▶ **Short task**:
Repeat, word for word, the stretch of the stake-versus-steak forum thread below that begins at the words "http://eurosport.yahoo.com/29022008/58/merckx-dignity-steak.html" and stops after "regain its dignity.".

▶ **Provided passage**:
# At stake or At steak?



## bas (Jul 30, 2004)

Does euro-english use steak or stake?

I get hungry with steak. 


http://eurosport.yahoo.com/29022008/58/merckx-dignity-steak.html


Merckx: Dignity at steak

Eurosport - Fri, 29 Feb 16:06:00 2008 

Belgian great Eddy Merckx has called on cycling's authorities to settle their recent disagreements and help the sport regain its dignity.


----------



## Bocephus Jones II (Oct 7, 2004)

bas said:


> Does euro-english use steak or stake?
> 
> I get hungry with steak.
> 
> ...


stake...it's a typo


----------



## MikeBiker (Mar 9, 2003)

Mmmmm, steak.


----------



## Bocephus Jones II (Oct 7, 2004)

MikeBiker said:


> Mmmmm, steak.


What kind of petals do you have on your bike?


----------



## Guest (Feb 29, 2008)

Bocephus Jones II said:


> What kind of petals do you have on your bike?


What sort of breaks do you have on your rode bike??


----------



## bas (Jul 30, 2004)

toomanybikes said:


> What sort of breaks do you have on your rode bike??


The boffins there fixed it.


----------



## Einstruzende (Jun 1, 2004)

I've seen these gems in various correspondence recently:
"...waisting time..."
"...mute point"
"...layed down"

Not to mention the continued butchering of "they're their there."


----------

▶ **Data extract**:
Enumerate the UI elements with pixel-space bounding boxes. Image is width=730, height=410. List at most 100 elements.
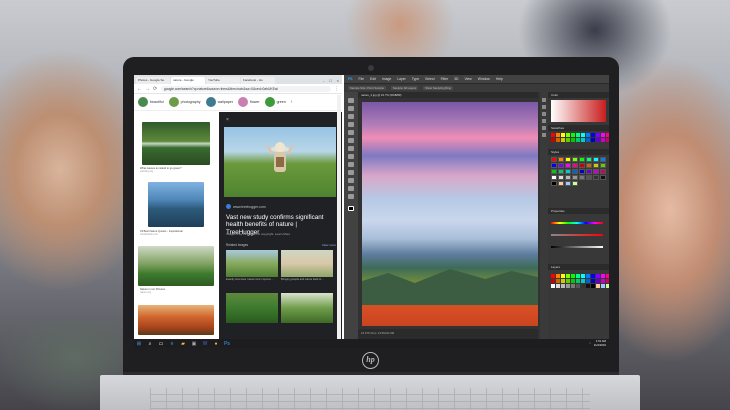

▶ **Finished task**:
http://eurosport.yahoo.com/29022008/58/merckx-dignity-steak.html


Merckx: Dignity at steak

Eurosport - Fri, 29 Feb 16:06:00 2008 

Belgian great Eddy Merckx has called on cycling's authorities to settle their recent disagreements and help the sport regain its dignity.